─── Input rows
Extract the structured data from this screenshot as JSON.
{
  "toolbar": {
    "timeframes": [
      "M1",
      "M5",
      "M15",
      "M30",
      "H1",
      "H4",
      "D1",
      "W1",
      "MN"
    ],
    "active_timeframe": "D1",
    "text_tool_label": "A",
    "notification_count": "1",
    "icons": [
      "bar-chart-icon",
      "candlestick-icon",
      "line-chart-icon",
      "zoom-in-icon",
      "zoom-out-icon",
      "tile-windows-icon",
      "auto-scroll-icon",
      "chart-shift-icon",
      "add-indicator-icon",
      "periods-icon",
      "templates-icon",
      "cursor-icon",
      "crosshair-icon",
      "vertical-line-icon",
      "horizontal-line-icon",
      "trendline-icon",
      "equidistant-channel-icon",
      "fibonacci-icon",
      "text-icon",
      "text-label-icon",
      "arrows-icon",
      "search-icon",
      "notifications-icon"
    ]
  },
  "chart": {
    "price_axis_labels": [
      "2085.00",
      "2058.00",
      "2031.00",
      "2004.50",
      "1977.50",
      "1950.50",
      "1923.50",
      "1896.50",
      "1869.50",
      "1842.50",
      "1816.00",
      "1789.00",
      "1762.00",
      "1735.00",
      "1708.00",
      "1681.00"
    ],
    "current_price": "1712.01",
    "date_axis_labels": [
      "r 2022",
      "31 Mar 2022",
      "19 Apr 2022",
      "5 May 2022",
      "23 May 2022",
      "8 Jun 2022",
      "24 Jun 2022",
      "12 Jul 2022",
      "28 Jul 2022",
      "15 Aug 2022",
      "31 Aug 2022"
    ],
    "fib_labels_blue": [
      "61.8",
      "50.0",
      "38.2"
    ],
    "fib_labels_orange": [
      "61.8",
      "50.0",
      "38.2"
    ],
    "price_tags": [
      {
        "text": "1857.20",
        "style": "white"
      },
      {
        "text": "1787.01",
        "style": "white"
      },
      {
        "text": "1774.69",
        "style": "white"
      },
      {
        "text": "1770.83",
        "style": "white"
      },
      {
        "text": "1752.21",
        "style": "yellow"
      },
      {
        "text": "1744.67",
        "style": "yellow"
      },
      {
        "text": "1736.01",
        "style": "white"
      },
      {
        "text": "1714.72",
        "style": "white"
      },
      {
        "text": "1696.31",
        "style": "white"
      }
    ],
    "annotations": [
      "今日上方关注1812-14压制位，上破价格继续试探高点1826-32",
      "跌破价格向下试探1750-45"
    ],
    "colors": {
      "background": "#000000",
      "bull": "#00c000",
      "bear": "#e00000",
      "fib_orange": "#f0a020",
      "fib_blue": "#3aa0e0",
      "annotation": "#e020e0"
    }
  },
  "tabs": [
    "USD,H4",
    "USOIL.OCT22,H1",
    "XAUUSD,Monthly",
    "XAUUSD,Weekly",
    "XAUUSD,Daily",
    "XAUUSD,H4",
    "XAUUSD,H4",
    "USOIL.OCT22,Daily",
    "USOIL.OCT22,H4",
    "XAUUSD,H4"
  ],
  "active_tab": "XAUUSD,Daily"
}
──────
─── Input rows
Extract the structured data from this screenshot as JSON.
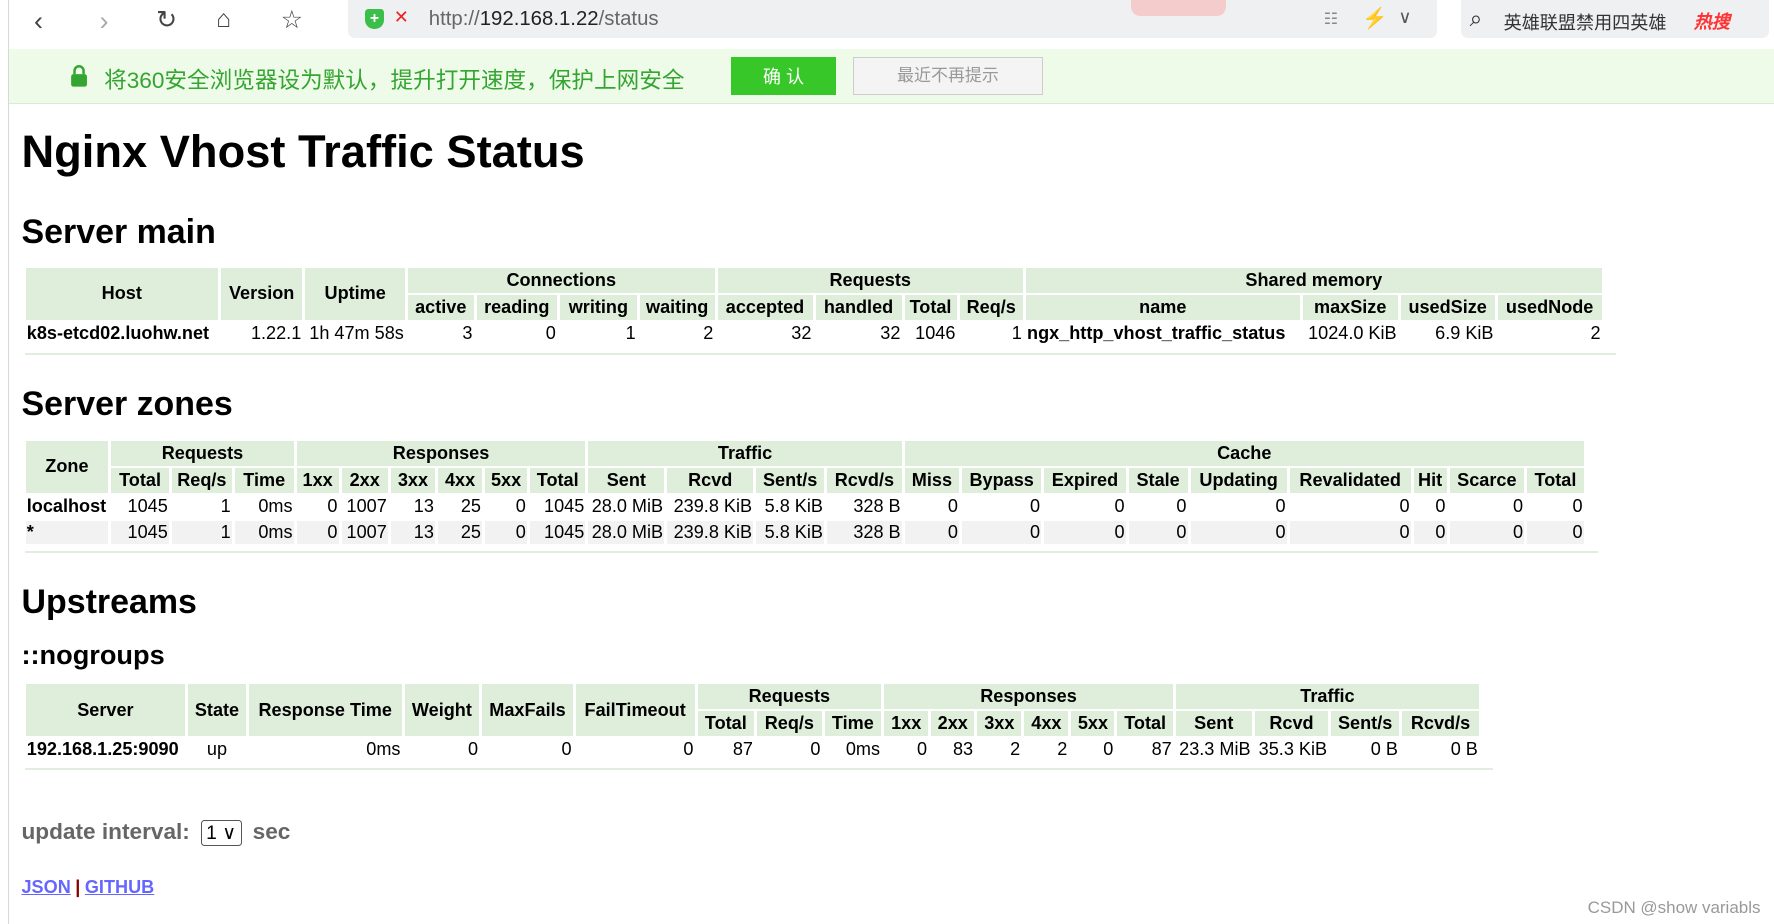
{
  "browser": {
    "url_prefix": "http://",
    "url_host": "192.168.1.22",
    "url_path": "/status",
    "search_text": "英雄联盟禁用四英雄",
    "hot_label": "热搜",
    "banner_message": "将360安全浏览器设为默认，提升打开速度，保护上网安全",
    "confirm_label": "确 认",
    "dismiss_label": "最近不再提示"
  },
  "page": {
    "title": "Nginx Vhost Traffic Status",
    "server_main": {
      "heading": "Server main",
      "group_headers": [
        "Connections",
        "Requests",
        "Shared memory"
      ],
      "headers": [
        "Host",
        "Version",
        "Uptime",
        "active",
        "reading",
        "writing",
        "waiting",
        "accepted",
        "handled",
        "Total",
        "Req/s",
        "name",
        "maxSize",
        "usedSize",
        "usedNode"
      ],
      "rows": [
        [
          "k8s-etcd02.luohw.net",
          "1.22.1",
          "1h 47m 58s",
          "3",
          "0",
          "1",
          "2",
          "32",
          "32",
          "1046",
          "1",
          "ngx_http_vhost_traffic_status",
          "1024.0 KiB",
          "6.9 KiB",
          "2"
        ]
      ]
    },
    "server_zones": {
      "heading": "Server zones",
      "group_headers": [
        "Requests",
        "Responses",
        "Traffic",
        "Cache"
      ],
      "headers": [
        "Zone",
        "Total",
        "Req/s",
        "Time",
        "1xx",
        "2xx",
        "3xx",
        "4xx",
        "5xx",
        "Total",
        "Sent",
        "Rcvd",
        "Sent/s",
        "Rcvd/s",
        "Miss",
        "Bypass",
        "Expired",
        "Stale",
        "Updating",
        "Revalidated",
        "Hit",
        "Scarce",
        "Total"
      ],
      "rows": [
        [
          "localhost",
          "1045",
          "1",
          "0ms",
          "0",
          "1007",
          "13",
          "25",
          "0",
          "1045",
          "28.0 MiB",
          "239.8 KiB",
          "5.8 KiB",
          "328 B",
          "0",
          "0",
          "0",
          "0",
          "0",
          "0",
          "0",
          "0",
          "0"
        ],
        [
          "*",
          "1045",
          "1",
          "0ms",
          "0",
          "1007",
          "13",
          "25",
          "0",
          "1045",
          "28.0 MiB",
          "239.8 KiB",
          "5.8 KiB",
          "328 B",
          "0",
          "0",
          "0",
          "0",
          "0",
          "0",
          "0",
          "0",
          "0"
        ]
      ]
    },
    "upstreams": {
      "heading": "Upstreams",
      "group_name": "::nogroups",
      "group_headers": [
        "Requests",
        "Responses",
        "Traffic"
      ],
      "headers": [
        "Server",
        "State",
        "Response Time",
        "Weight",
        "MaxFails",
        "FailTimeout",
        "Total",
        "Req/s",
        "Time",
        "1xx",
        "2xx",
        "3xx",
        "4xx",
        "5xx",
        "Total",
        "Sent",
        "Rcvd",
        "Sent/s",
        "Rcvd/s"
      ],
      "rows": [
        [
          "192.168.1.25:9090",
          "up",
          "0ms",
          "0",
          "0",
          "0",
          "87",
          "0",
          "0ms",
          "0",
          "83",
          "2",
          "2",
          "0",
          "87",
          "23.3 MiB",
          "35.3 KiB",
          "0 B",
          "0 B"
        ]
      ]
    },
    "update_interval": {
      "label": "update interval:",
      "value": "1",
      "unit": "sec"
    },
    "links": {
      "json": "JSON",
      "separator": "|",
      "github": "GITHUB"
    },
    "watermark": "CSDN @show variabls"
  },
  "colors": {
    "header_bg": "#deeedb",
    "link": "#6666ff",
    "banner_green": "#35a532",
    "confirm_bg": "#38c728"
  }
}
──────
• **Exercise objective**: Filter the entries down to the lines with the word "USOIL" in them.

• **Response below**:
    "USOIL.OCT22,H1",
    "USOIL.OCT22,Daily",
    "USOIL.OCT22,H4",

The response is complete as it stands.